Your copy should repeat each record below exactly and contain no images.

Data entries for graphics:
----------

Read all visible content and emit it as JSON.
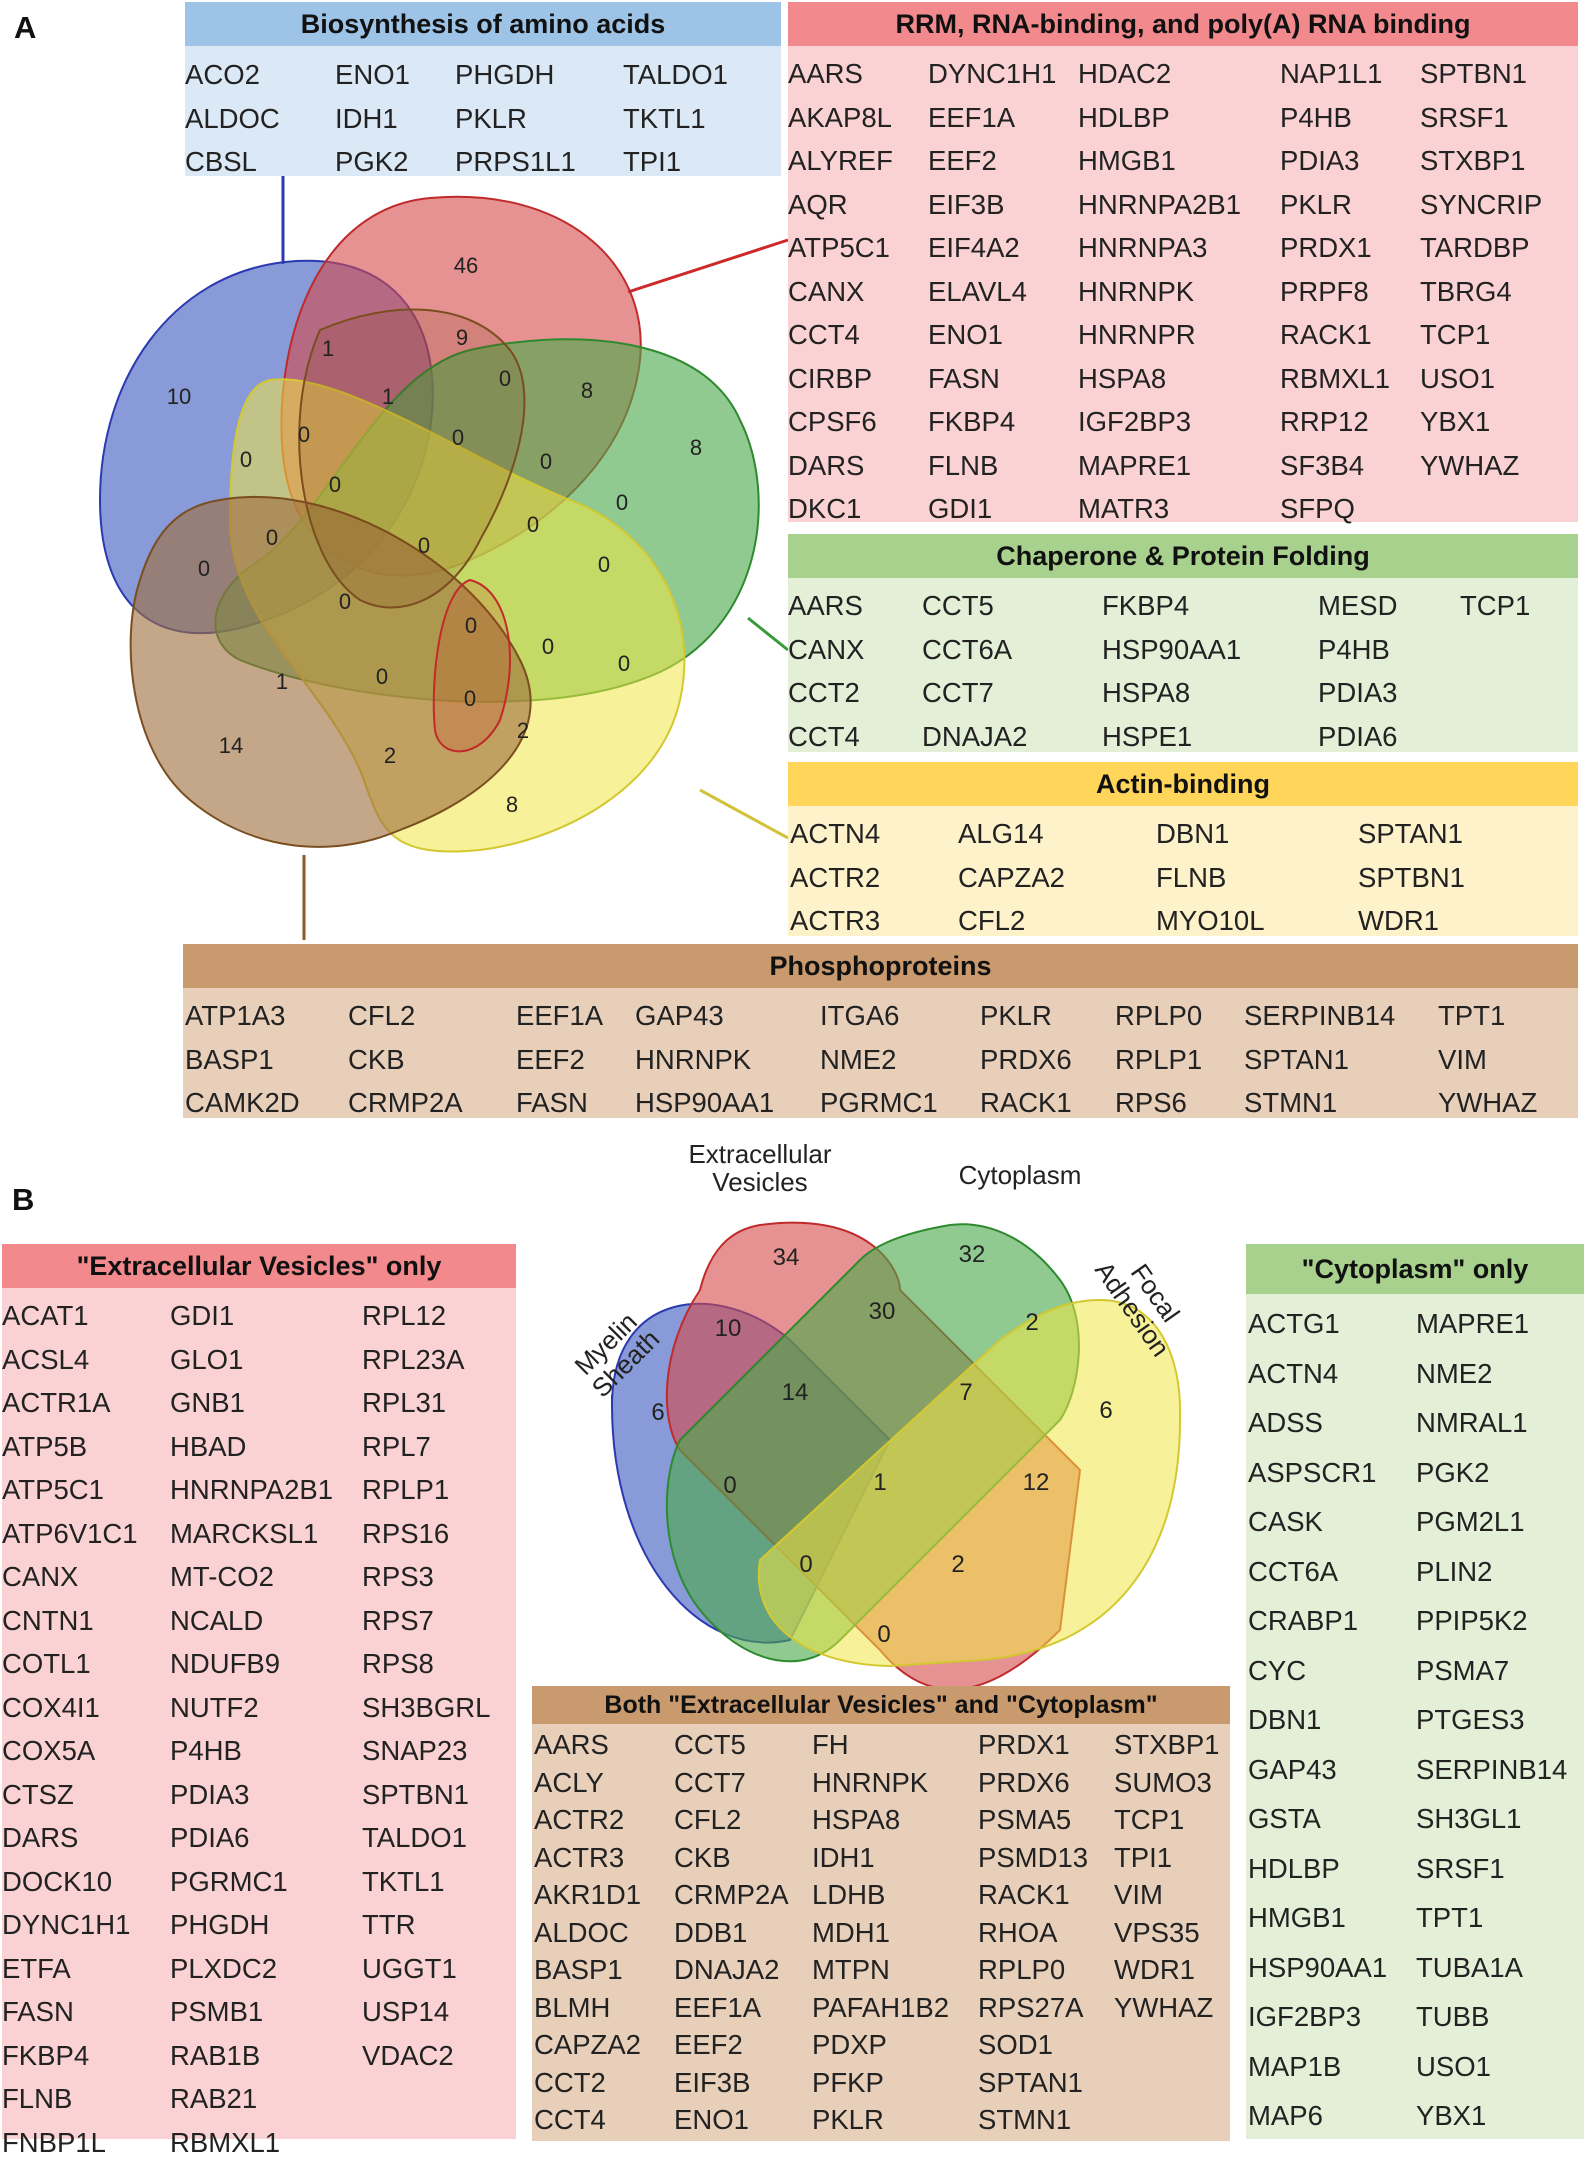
{
  "panel_labels": {
    "a": "A",
    "b": "B"
  },
  "panel_a": {
    "categories": [
      {
        "key": "amino",
        "title": "Biosynthesis of amino acids",
        "color": "#4472c4",
        "columns": [
          [
            "ACO2",
            "ALDOC",
            "CBSL"
          ],
          [
            "ENO1",
            "IDH1",
            "PGK2"
          ],
          [
            "PHGDH",
            "PKLR",
            "PRPS1L1"
          ],
          [
            "TALDO1",
            "TKTL1",
            "TPI1"
          ]
        ]
      },
      {
        "key": "rrm",
        "title": "RRM, RNA-binding, and poly(A) RNA binding",
        "color": "#d9534f",
        "columns": [
          [
            "AARS",
            "AKAP8L",
            "ALYREF",
            "AQR",
            "ATP5C1",
            "CANX",
            "CCT4",
            "CIRBP",
            "CPSF6",
            "DARS",
            "DKC1"
          ],
          [
            "DYNC1H1",
            "EEF1A",
            "EEF2",
            "EIF3B",
            "EIF4A2",
            "ELAVL4",
            "ENO1",
            "FASN",
            "FKBP4",
            "FLNB",
            "GDI1"
          ],
          [
            "HDAC2",
            "HDLBP",
            "HMGB1",
            "HNRNPA2B1",
            "HNRNPA3",
            "HNRNPK",
            "HNRNPR",
            "HSPA8",
            "IGF2BP3",
            "MAPRE1",
            "MATR3"
          ],
          [
            "NAP1L1",
            "P4HB",
            "PDIA3",
            "PKLR",
            "PRDX1",
            "PRPF8",
            "RACK1",
            "RBMXL1",
            "RRP12",
            "SF3B4",
            "SFPQ"
          ],
          [
            "SPTBN1",
            "SRSF1",
            "STXBP1",
            "SYNCRIP",
            "TARDBP",
            "TBRG4",
            "TCP1",
            "USO1",
            "YBX1",
            "YWHAZ"
          ]
        ]
      },
      {
        "key": "chaperone",
        "title": "Chaperone & Protein Folding",
        "color": "#5cb85c",
        "columns": [
          [
            "AARS",
            "CANX",
            "CCT2",
            "CCT4"
          ],
          [
            "CCT5",
            "CCT6A",
            "CCT7",
            "DNAJA2"
          ],
          [
            "FKBP4",
            "HSP90AA1",
            "HSPA8",
            "HSPE1"
          ],
          [
            "MESD",
            "P4HB",
            "PDIA3",
            "PDIA6"
          ],
          [
            "TCP1"
          ]
        ]
      },
      {
        "key": "actin",
        "title": "Actin-binding",
        "color": "#f0d43a",
        "columns": [
          [
            "ACTN4",
            "ACTR2",
            "ACTR3"
          ],
          [
            "ALG14",
            "CAPZA2",
            "CFL2"
          ],
          [
            "DBN1",
            "FLNB",
            "MYO10L"
          ],
          [
            "SPTAN1",
            "SPTBN1",
            "WDR1"
          ]
        ]
      },
      {
        "key": "phospho",
        "title": "Phosphoproteins",
        "color": "#a0703f",
        "columns": [
          [
            "ATP1A3",
            "BASP1",
            "CAMK2D"
          ],
          [
            "CFL2",
            "CKB",
            "CRMP2A"
          ],
          [
            "EEF1A",
            "EEF2",
            "FASN"
          ],
          [
            "GAP43",
            "HNRNPK",
            "HSP90AA1"
          ],
          [
            "ITGA6",
            "NME2",
            "PGRMC1"
          ],
          [
            "PKLR",
            "PRDX6",
            "RACK1"
          ],
          [
            "RPLP0",
            "RPLP1",
            "RPS6"
          ],
          [
            "SERPINB14",
            "SPTAN1",
            "STMN1"
          ],
          [
            "TPT1",
            "VIM",
            "YWHAZ"
          ]
        ]
      }
    ],
    "venn_counts": [
      "46",
      "10",
      "8",
      "8",
      "14",
      "1",
      "9",
      "0",
      "8",
      "1",
      "0",
      "0",
      "0",
      "0",
      "0",
      "0",
      "0",
      "0",
      "0",
      "0",
      "0",
      "0",
      "0",
      "0",
      "0",
      "1",
      "0",
      "0",
      "2",
      "2",
      "0"
    ]
  },
  "panel_b": {
    "venn_labels": {
      "myelin": "Myelin\nSheath",
      "ev": "Extracellular\nVesicles",
      "cyto": "Cytoplasm",
      "focal": "Focal\nAdhesion"
    },
    "venn_counts": [
      "34",
      "32",
      "6",
      "6",
      "10",
      "30",
      "2",
      "14",
      "7",
      "0",
      "1",
      "12",
      "0",
      "2",
      "0"
    ],
    "ev_only": {
      "title": "\"Extracellular Vesicles\" only",
      "columns": [
        [
          "ACAT1",
          "ACSL4",
          "ACTR1A",
          "ATP5B",
          "ATP5C1",
          "ATP6V1C1",
          "CANX",
          "CNTN1",
          "COTL1",
          "COX4I1",
          "COX5A",
          "CTSZ",
          "DARS",
          "DOCK10",
          "DYNC1H1",
          "ETFA",
          "FASN",
          "FKBP4",
          "FLNB",
          "FNBP1L"
        ],
        [
          "GDI1",
          "GLO1",
          "GNB1",
          "HBAD",
          "HNRNPA2B1",
          "MARCKSL1",
          "MT-CO2",
          "NCALD",
          "NDUFB9",
          "NUTF2",
          "P4HB",
          "PDIA3",
          "PDIA6",
          "PGRMC1",
          "PHGDH",
          "PLXDC2",
          "PSMB1",
          "RAB1B",
          "RAB21",
          "RBMXL1"
        ],
        [
          "RPL12",
          "RPL23A",
          "RPL31",
          "RPL7",
          "RPLP1",
          "RPS16",
          "RPS3",
          "RPS7",
          "RPS8",
          "SH3BGRL",
          "SNAP23",
          "SPTBN1",
          "TALDO1",
          "TKTL1",
          "TTR",
          "UGGT1",
          "USP14",
          "VDAC2"
        ]
      ]
    },
    "both": {
      "title": "Both \"Extracellular Vesicles\" and \"Cytoplasm\"",
      "columns": [
        [
          "AARS",
          "ACLY",
          "ACTR2",
          "ACTR3",
          "AKR1D1",
          "ALDOC",
          "BASP1",
          "BLMH",
          "CAPZA2",
          "CCT2",
          "CCT4"
        ],
        [
          "CCT5",
          "CCT7",
          "CFL2",
          "CKB",
          "CRMP2A",
          "DDB1",
          "DNAJA2",
          "EEF1A",
          "EEF2",
          "EIF3B",
          "ENO1"
        ],
        [
          "FH",
          "HNRNPK",
          "HSPA8",
          "IDH1",
          "LDHB",
          "MDH1",
          "MTPN",
          "PAFAH1B2",
          "PDXP",
          "PFKP",
          "PKLR"
        ],
        [
          "PRDX1",
          "PRDX6",
          "PSMA5",
          "PSMD13",
          "RACK1",
          "RHOA",
          "RPLP0",
          "RPS27A",
          "SOD1",
          "SPTAN1",
          "STMN1"
        ],
        [
          "STXBP1",
          "SUMO3",
          "TCP1",
          "TPI1",
          "VIM",
          "VPS35",
          "WDR1",
          "YWHAZ"
        ]
      ]
    },
    "cyto_only": {
      "title": "\"Cytoplasm\" only",
      "columns": [
        [
          "ACTG1",
          "ACTN4",
          "ADSS",
          "ASPSCR1",
          "CASK",
          "CCT6A",
          "CRABP1",
          "CYC",
          "DBN1",
          "GAP43",
          "GSTA",
          "HDLBP",
          "HMGB1",
          "HSP90AA1",
          "IGF2BP3",
          "MAP1B",
          "MAP6"
        ],
        [
          "MAPRE1",
          "NME2",
          "NMRAL1",
          "PGK2",
          "PGM2L1",
          "PLIN2",
          "PPIP5K2",
          "PSMA7",
          "PTGES3",
          "SERPINB14",
          "SH3GL1",
          "SRSF1",
          "TPT1",
          "TUBA1A",
          "TUBB",
          "USO1",
          "YBX1"
        ]
      ]
    }
  }
}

----------

ANSWER SPACE:
Read all visible content and emit it as JSON.
{
  "panel_labels": {
    "a": "A",
    "b": "B"
  },
  "panel_a": {
    "categories": [
      {
        "key": "amino",
        "title": "Biosynthesis of amino acids",
        "color": "#4472c4",
        "columns": [
          [
            "ACO2",
            "ALDOC",
            "CBSL"
          ],
          [
            "ENO1",
            "IDH1",
            "PGK2"
          ],
          [
            "PHGDH",
            "PKLR",
            "PRPS1L1"
          ],
          [
            "TALDO1",
            "TKTL1",
            "TPI1"
          ]
        ]
      },
      {
        "key": "rrm",
        "title": "RRM, RNA-binding, and poly(A) RNA binding",
        "color": "#d9534f",
        "columns": [
          [
            "AARS",
            "AKAP8L",
            "ALYREF",
            "AQR",
            "ATP5C1",
            "CANX",
            "CCT4",
            "CIRBP",
            "CPSF6",
            "DARS",
            "DKC1"
          ],
          [
            "DYNC1H1",
            "EEF1A",
            "EEF2",
            "EIF3B",
            "EIF4A2",
            "ELAVL4",
            "ENO1",
            "FASN",
            "FKBP4",
            "FLNB",
            "GDI1"
          ],
          [
            "HDAC2",
            "HDLBP",
            "HMGB1",
            "HNRNPA2B1",
            "HNRNPA3",
            "HNRNPK",
            "HNRNPR",
            "HSPA8",
            "IGF2BP3",
            "MAPRE1",
            "MATR3"
          ],
          [
            "NAP1L1",
            "P4HB",
            "PDIA3",
            "PKLR",
            "PRDX1",
            "PRPF8",
            "RACK1",
            "RBMXL1",
            "RRP12",
            "SF3B4",
            "SFPQ"
          ],
          [
            "SPTBN1",
            "SRSF1",
            "STXBP1",
            "SYNCRIP",
            "TARDBP",
            "TBRG4",
            "TCP1",
            "USO1",
            "YBX1",
            "YWHAZ"
          ]
        ]
      },
      {
        "key": "chaperone",
        "title": "Chaperone & Protein Folding",
        "color": "#5cb85c",
        "columns": [
          [
            "AARS",
            "CANX",
            "CCT2",
            "CCT4"
          ],
          [
            "CCT5",
            "CCT6A",
            "CCT7",
            "DNAJA2"
          ],
          [
            "FKBP4",
            "HSP90AA1",
            "HSPA8",
            "HSPE1"
          ],
          [
            "MESD",
            "P4HB",
            "PDIA3",
            "PDIA6"
          ],
          [
            "TCP1"
          ]
        ]
      },
      {
        "key": "actin",
        "title": "Actin-binding",
        "color": "#f0d43a",
        "columns": [
          [
            "ACTN4",
            "ACTR2",
            "ACTR3"
          ],
          [
            "ALG14",
            "CAPZA2",
            "CFL2"
          ],
          [
            "DBN1",
            "FLNB",
            "MYO10L"
          ],
          [
            "SPTAN1",
            "SPTBN1",
            "WDR1"
          ]
        ]
      },
      {
        "key": "phospho",
        "title": "Phosphoproteins",
        "color": "#a0703f",
        "columns": [
          [
            "ATP1A3",
            "BASP1",
            "CAMK2D"
          ],
          [
            "CFL2",
            "CKB",
            "CRMP2A"
          ],
          [
            "EEF1A",
            "EEF2",
            "FASN"
          ],
          [
            "GAP43",
            "HNRNPK",
            "HSP90AA1"
          ],
          [
            "ITGA6",
            "NME2",
            "PGRMC1"
          ],
          [
            "PKLR",
            "PRDX6",
            "RACK1"
          ],
          [
            "RPLP0",
            "RPLP1",
            "RPS6"
          ],
          [
            "SERPINB14",
            "SPTAN1",
            "STMN1"
          ],
          [
            "TPT1",
            "VIM",
            "YWHAZ"
          ]
        ]
      }
    ],
    "venn_counts": [
      "46",
      "10",
      "8",
      "8",
      "14",
      "1",
      "9",
      "0",
      "8",
      "1",
      "0",
      "0",
      "0",
      "0",
      "0",
      "0",
      "0",
      "0",
      "0",
      "0",
      "0",
      "0",
      "0",
      "0",
      "0",
      "1",
      "0",
      "0",
      "2",
      "2",
      "0"
    ]
  },
  "panel_b": {
    "venn_labels": {
      "myelin": "Myelin\nSheath",
      "ev": "Extracellular\nVesicles",
      "cyto": "Cytoplasm",
      "focal": "Focal\nAdhesion"
    },
    "venn_counts": [
      "34",
      "32",
      "6",
      "6",
      "10",
      "30",
      "2",
      "14",
      "7",
      "0",
      "1",
      "12",
      "0",
      "2",
      "0"
    ],
    "ev_only": {
      "title": "\"Extracellular Vesicles\" only",
      "columns": [
        [
          "ACAT1",
          "ACSL4",
          "ACTR1A",
          "ATP5B",
          "ATP5C1",
          "ATP6V1C1",
          "CANX",
          "CNTN1",
          "COTL1",
          "COX4I1",
          "COX5A",
          "CTSZ",
          "DARS",
          "DOCK10",
          "DYNC1H1",
          "ETFA",
          "FASN",
          "FKBP4",
          "FLNB",
          "FNBP1L"
        ],
        [
          "GDI1",
          "GLO1",
          "GNB1",
          "HBAD",
          "HNRNPA2B1",
          "MARCKSL1",
          "MT-CO2",
          "NCALD",
          "NDUFB9",
          "NUTF2",
          "P4HB",
          "PDIA3",
          "PDIA6",
          "PGRMC1",
          "PHGDH",
          "PLXDC2",
          "PSMB1",
          "RAB1B",
          "RAB21",
          "RBMXL1"
        ],
        [
          "RPL12",
          "RPL23A",
          "RPL31",
          "RPL7",
          "RPLP1",
          "RPS16",
          "RPS3",
          "RPS7",
          "RPS8",
          "SH3BGRL",
          "SNAP23",
          "SPTBN1",
          "TALDO1",
          "TKTL1",
          "TTR",
          "UGGT1",
          "USP14",
          "VDAC2"
        ]
      ]
    },
    "both": {
      "title": "Both \"Extracellular Vesicles\" and \"Cytoplasm\"",
      "columns": [
        [
          "AARS",
          "ACLY",
          "ACTR2",
          "ACTR3",
          "AKR1D1",
          "ALDOC",
          "BASP1",
          "BLMH",
          "CAPZA2",
          "CCT2",
          "CCT4"
        ],
        [
          "CCT5",
          "CCT7",
          "CFL2",
          "CKB",
          "CRMP2A",
          "DDB1",
          "DNAJA2",
          "EEF1A",
          "EEF2",
          "EIF3B",
          "ENO1"
        ],
        [
          "FH",
          "HNRNPK",
          "HSPA8",
          "IDH1",
          "LDHB",
          "MDH1",
          "MTPN",
          "PAFAH1B2",
          "PDXP",
          "PFKP",
          "PKLR"
        ],
        [
          "PRDX1",
          "PRDX6",
          "PSMA5",
          "PSMD13",
          "RACK1",
          "RHOA",
          "RPLP0",
          "RPS27A",
          "SOD1",
          "SPTAN1",
          "STMN1"
        ],
        [
          "STXBP1",
          "SUMO3",
          "TCP1",
          "TPI1",
          "VIM",
          "VPS35",
          "WDR1",
          "YWHAZ"
        ]
      ]
    },
    "cyto_only": {
      "title": "\"Cytoplasm\" only",
      "columns": [
        [
          "ACTG1",
          "ACTN4",
          "ADSS",
          "ASPSCR1",
          "CASK",
          "CCT6A",
          "CRABP1",
          "CYC",
          "DBN1",
          "GAP43",
          "GSTA",
          "HDLBP",
          "HMGB1",
          "HSP90AA1",
          "IGF2BP3",
          "MAP1B",
          "MAP6"
        ],
        [
          "MAPRE1",
          "NME2",
          "NMRAL1",
          "PGK2",
          "PGM2L1",
          "PLIN2",
          "PPIP5K2",
          "PSMA7",
          "PTGES3",
          "SERPINB14",
          "SH3GL1",
          "SRSF1",
          "TPT1",
          "TUBA1A",
          "TUBB",
          "USO1",
          "YBX1"
        ]
      ]
    }
  }
}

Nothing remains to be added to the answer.